▶ **The task**:
Copy the records word for word, starting with the first line and going on through the line that contains "- price-label: Price:: [1165, 829, 1270, 865]", including both ends.

▶ **Material provided**:
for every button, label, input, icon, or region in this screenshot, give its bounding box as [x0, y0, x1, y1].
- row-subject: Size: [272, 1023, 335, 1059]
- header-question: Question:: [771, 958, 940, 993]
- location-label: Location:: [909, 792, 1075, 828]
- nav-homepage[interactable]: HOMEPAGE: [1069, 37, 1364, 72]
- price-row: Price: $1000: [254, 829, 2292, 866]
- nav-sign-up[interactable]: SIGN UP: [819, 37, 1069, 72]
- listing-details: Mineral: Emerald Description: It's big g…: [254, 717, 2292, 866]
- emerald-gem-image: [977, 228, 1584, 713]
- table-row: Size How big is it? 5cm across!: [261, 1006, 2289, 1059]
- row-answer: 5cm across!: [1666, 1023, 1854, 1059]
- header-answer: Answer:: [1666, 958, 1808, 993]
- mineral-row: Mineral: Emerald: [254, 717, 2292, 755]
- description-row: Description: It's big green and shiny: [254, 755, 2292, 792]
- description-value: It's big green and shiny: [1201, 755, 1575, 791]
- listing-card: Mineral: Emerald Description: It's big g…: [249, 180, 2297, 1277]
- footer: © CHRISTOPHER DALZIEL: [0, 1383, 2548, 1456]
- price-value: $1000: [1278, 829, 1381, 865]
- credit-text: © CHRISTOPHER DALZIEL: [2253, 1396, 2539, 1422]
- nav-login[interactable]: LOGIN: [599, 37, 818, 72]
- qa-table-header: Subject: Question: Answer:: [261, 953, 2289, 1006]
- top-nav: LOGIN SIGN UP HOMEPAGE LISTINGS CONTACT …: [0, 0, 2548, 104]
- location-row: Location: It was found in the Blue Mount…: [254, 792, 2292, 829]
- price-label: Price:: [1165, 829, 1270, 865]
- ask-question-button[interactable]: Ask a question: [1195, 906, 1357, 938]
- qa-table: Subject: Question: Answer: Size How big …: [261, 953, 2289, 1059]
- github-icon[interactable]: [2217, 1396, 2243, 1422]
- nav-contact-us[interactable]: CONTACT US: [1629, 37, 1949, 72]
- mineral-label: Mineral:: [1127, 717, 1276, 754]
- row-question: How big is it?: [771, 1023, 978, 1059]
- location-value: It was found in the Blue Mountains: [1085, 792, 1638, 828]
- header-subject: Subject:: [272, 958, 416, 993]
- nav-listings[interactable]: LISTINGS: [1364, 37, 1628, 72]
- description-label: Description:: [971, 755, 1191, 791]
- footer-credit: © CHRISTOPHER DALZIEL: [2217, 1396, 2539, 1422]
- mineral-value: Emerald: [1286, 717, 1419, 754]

▶ **Finished answer**:
for every button, label, input, icon, or region in this screenshot, give its bounding box as [x0, y0, x1, y1].
- row-subject: Size: [272, 1023, 335, 1059]
- header-question: Question:: [771, 958, 940, 993]
- location-label: Location:: [909, 792, 1075, 828]
- nav-homepage[interactable]: HOMEPAGE: [1069, 37, 1364, 72]
- price-row: Price: $1000: [254, 829, 2292, 866]
- nav-sign-up[interactable]: SIGN UP: [819, 37, 1069, 72]
- listing-details: Mineral: Emerald Description: It's big g…: [254, 717, 2292, 866]
- emerald-gem-image: [977, 228, 1584, 713]
- table-row: Size How big is it? 5cm across!: [261, 1006, 2289, 1059]
- row-answer: 5cm across!: [1666, 1023, 1854, 1059]
- header-answer: Answer:: [1666, 958, 1808, 993]
- mineral-row: Mineral: Emerald: [254, 717, 2292, 755]
- description-row: Description: It's big green and shiny: [254, 755, 2292, 792]
- description-value: It's big green and shiny: [1201, 755, 1575, 791]
- listing-card: Mineral: Emerald Description: It's big g…: [249, 180, 2297, 1277]
- footer: © CHRISTOPHER DALZIEL: [0, 1383, 2548, 1456]
- price-value: $1000: [1278, 829, 1381, 865]
- credit-text: © CHRISTOPHER DALZIEL: [2253, 1396, 2539, 1422]
- nav-login[interactable]: LOGIN: [599, 37, 818, 72]
- qa-table-header: Subject: Question: Answer:: [261, 953, 2289, 1006]
- top-nav: LOGIN SIGN UP HOMEPAGE LISTINGS CONTACT …: [0, 0, 2548, 104]
- location-row: Location: It was found in the Blue Mount…: [254, 792, 2292, 829]
- price-label: Price:: [1165, 829, 1270, 865]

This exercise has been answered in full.